A block of data

----

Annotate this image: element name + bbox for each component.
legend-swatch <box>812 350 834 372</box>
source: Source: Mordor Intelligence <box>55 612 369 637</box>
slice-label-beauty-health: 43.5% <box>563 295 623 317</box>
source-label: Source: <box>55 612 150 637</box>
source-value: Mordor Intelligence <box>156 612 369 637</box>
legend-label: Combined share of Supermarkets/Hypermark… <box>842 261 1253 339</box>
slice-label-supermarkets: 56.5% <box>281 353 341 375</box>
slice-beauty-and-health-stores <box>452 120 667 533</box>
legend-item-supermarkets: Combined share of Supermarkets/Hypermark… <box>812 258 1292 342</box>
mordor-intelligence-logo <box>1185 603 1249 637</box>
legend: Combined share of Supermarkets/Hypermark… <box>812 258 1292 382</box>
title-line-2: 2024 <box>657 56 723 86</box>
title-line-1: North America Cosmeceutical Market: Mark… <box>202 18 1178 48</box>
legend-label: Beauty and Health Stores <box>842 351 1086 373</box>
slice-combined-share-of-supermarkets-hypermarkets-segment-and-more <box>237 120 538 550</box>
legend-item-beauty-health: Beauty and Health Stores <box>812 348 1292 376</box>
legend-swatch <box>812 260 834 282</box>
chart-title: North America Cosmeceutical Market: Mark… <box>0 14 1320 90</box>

----

#### Exercise objective:
Can you reproduce every line of the records above word for word, with nothing changed or left out?

#### Reply:
Annotate this image: element name + bbox for each component.
legend-swatch <box>812 350 834 372</box>
source: Source: Mordor Intelligence <box>55 612 369 637</box>
slice-label-beauty-health: 43.5% <box>563 295 623 317</box>
source-label: Source: <box>55 612 150 637</box>
source-value: Mordor Intelligence <box>156 612 369 637</box>
legend-label: Combined share of Supermarkets/Hypermark… <box>842 261 1253 339</box>
slice-label-supermarkets: 56.5% <box>281 353 341 375</box>
slice-beauty-and-health-stores <box>452 120 667 533</box>
legend-item-supermarkets: Combined share of Supermarkets/Hypermark… <box>812 258 1292 342</box>
mordor-intelligence-logo <box>1185 603 1249 637</box>
legend: Combined share of Supermarkets/Hypermark… <box>812 258 1292 382</box>
title-line-2: 2024 <box>657 56 723 86</box>
title-line-1: North America Cosmeceutical Market: Mark… <box>202 18 1178 48</box>
legend-label: Beauty and Health Stores <box>842 351 1086 373</box>
slice-combined-share-of-supermarkets-hypermarkets-segment-and-more <box>237 120 538 550</box>
legend-item-beauty-health: Beauty and Health Stores <box>812 348 1292 376</box>
legend-swatch <box>812 260 834 282</box>
chart-title: North America Cosmeceutical Market: Mark… <box>0 14 1320 90</box>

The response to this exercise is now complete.